Leave out the pictures, then reproduce the rest of the material exactly.
* begin Material *
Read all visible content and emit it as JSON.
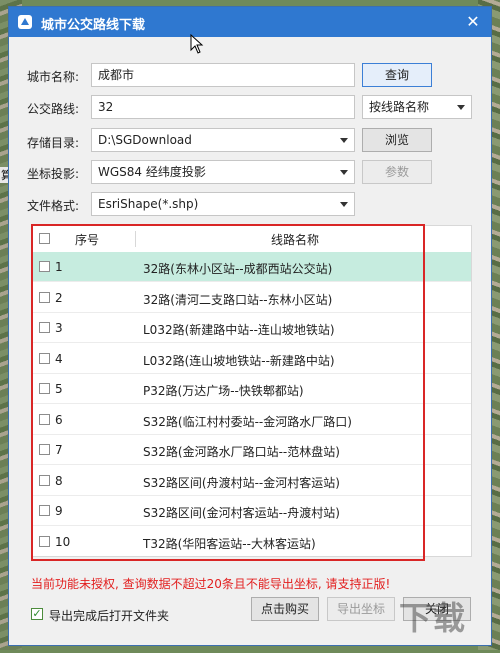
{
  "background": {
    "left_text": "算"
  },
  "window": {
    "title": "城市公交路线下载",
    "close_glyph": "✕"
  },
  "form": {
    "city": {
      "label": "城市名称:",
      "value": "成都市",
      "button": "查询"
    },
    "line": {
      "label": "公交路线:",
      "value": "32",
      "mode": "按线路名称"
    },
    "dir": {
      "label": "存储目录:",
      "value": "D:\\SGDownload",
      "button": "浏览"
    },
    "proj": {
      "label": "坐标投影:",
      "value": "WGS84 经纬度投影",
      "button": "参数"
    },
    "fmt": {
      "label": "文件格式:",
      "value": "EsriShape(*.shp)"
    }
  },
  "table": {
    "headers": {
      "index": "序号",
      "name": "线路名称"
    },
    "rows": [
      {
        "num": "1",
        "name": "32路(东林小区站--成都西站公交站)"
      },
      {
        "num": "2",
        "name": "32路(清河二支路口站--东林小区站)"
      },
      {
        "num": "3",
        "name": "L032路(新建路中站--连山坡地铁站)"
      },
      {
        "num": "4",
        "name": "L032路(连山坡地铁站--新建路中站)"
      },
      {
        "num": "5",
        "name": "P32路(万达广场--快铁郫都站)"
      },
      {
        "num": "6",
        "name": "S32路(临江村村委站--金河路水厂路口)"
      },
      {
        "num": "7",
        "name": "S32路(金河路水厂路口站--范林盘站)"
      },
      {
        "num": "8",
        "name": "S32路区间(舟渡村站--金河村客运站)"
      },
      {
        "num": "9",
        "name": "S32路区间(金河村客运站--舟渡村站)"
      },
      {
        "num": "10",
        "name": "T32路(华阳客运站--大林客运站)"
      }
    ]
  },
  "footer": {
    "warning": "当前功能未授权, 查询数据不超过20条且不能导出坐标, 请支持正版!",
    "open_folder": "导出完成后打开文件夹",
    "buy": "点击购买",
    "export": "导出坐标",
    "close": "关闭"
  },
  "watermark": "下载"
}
* end Material *
## Exercise response
Read all visible content and emit it as JSON.
{
  "background": {
    "left_text": "算"
  },
  "window": {
    "title": "城市公交路线下载",
    "close_glyph": "✕"
  },
  "form": {
    "city": {
      "label": "城市名称:",
      "value": "成都市",
      "button": "查询"
    },
    "line": {
      "label": "公交路线:",
      "value": "32",
      "mode": "按线路名称"
    },
    "dir": {
      "label": "存储目录:",
      "value": "D:\\SGDownload",
      "button": "浏览"
    },
    "proj": {
      "label": "坐标投影:",
      "value": "WGS84 经纬度投影",
      "button": "参数"
    },
    "fmt": {
      "label": "文件格式:",
      "value": "EsriShape(*.shp)"
    }
  },
  "table": {
    "headers": {
      "index": "序号",
      "name": "线路名称"
    },
    "rows": [
      {
        "num": "1",
        "name": "32路(东林小区站--成都西站公交站)"
      },
      {
        "num": "2",
        "name": "32路(清河二支路口站--东林小区站)"
      },
      {
        "num": "3",
        "name": "L032路(新建路中站--连山坡地铁站)"
      },
      {
        "num": "4",
        "name": "L032路(连山坡地铁站--新建路中站)"
      },
      {
        "num": "5",
        "name": "P32路(万达广场--快铁郫都站)"
      },
      {
        "num": "6",
        "name": "S32路(临江村村委站--金河路水厂路口)"
      },
      {
        "num": "7",
        "name": "S32路(金河路水厂路口站--范林盘站)"
      },
      {
        "num": "8",
        "name": "S32路区间(舟渡村站--金河村客运站)"
      },
      {
        "num": "9",
        "name": "S32路区间(金河村客运站--舟渡村站)"
      },
      {
        "num": "10",
        "name": "T32路(华阳客运站--大林客运站)"
      }
    ]
  },
  "footer": {
    "warning": "当前功能未授权, 查询数据不超过20条且不能导出坐标, 请支持正版!",
    "open_folder": "导出完成后打开文件夹",
    "buy": "点击购买",
    "export": "导出坐标",
    "close": "关闭"
  },
  "watermark": "下载"
}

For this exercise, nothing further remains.